* _Information shown_
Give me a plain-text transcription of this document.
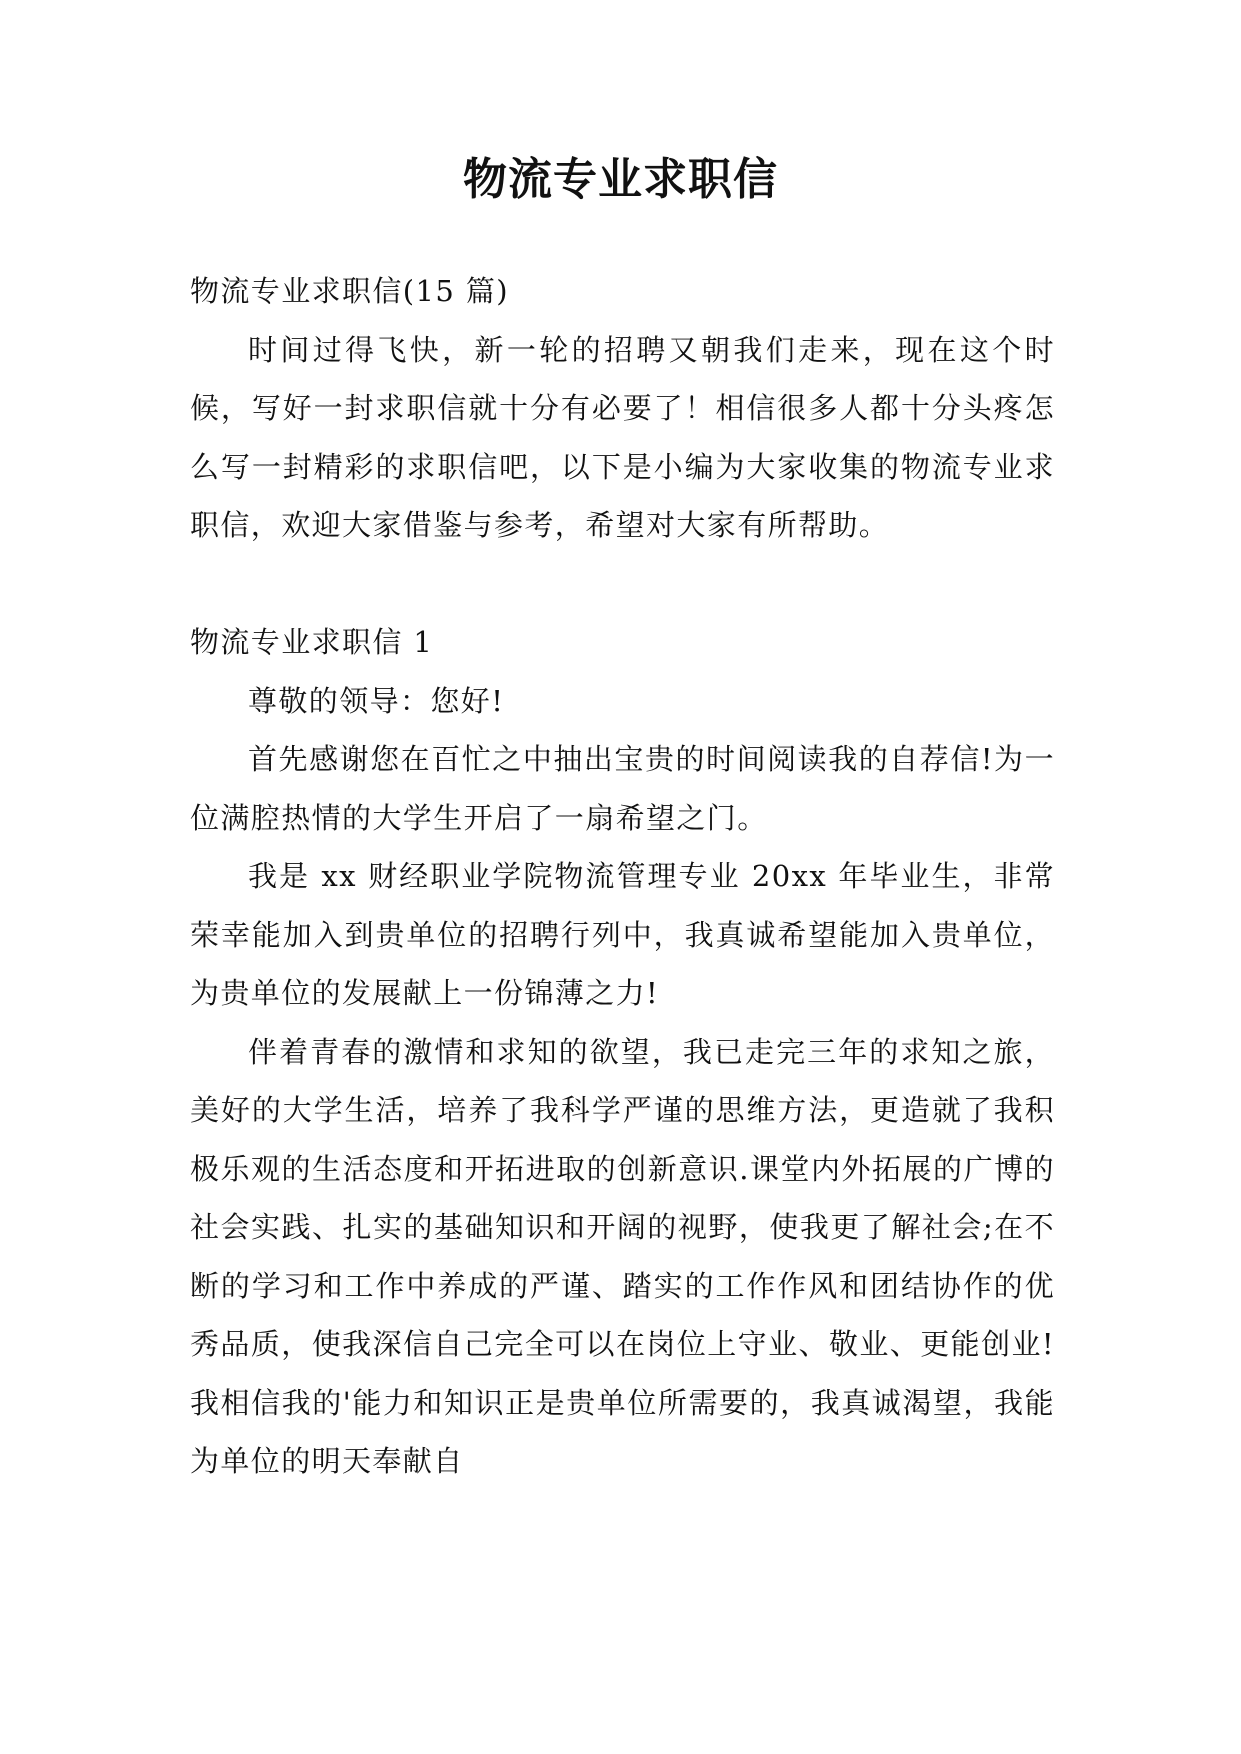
物流专业求职信

物流专业求职信(15 篇)

时间过得飞快，新一轮的招聘又朝我们走来，现在这个时候，写好一封求职信就十分有必要了！相信很多人都十分头疼怎么写一封精彩的求职信吧，以下是小编为大家收集的物流专业求职信，欢迎大家借鉴与参考，希望对大家有所帮助。

物流专业求职信 1

尊敬的领导：您好!

首先感谢您在百忙之中抽出宝贵的时间阅读我的自荐信!为一位满腔热情的大学生开启了一扇希望之门。

我是 xx 财经职业学院物流管理专业 20xx 年毕业生，非常荣幸能加入到贵单位的招聘行列中，我真诚希望能加入贵单位，为贵单位的发展献上一份锦薄之力!

伴着青春的激情和求知的欲望，我已走完三年的求知之旅，美好的大学生活，培养了我科学严谨的思维方法，更造就了我积极乐观的生活态度和开拓进取的创新意识.课堂内外拓展的广博的社会实践、扎实的基础知识和开阔的视野，使我更了解社会;在不断的学习和工作中养成的严谨、踏实的工作作风和团结协作的优秀品质，使我深信自己完全可以在岗位上守业、敬业、更能创业!我相信我的'能力和知识正是贵单位所需要的，我真诚渴望，我能为单位的明天奉献自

* _Goal_
Repeat the records in full, exactly as they appear, without the pictures.

* _Solution_
Give me a plain-text transcription of this document.
物流专业求职信

物流专业求职信(15 篇)

时间过得飞快，新一轮的招聘又朝我们走来，现在这个时候，写好一封求职信就十分有必要了！相信很多人都十分头疼怎么写一封精彩的求职信吧，以下是小编为大家收集的物流专业求职信，欢迎大家借鉴与参考，希望对大家有所帮助。

物流专业求职信 1

尊敬的领导：您好!

首先感谢您在百忙之中抽出宝贵的时间阅读我的自荐信!为一位满腔热情的大学生开启了一扇希望之门。

我是 xx 财经职业学院物流管理专业 20xx 年毕业生，非常荣幸能加入到贵单位的招聘行列中，我真诚希望能加入贵单位，为贵单位的发展献上一份锦薄之力!

伴着青春的激情和求知的欲望，我已走完三年的求知之旅，美好的大学生活，培养了我科学严谨的思维方法，更造就了我积极乐观的生活态度和开拓进取的创新意识.课堂内外拓展的广博的社会实践、扎实的基础知识和开阔的视野，使我更了解社会;在不断的学习和工作中养成的严谨、踏实的工作作风和团结协作的优秀品质，使我深信自己完全可以在岗位上守业、敬业、更能创业!我相信我的'能力和知识正是贵单位所需要的，我真诚渴望，我能为单位的明天奉献自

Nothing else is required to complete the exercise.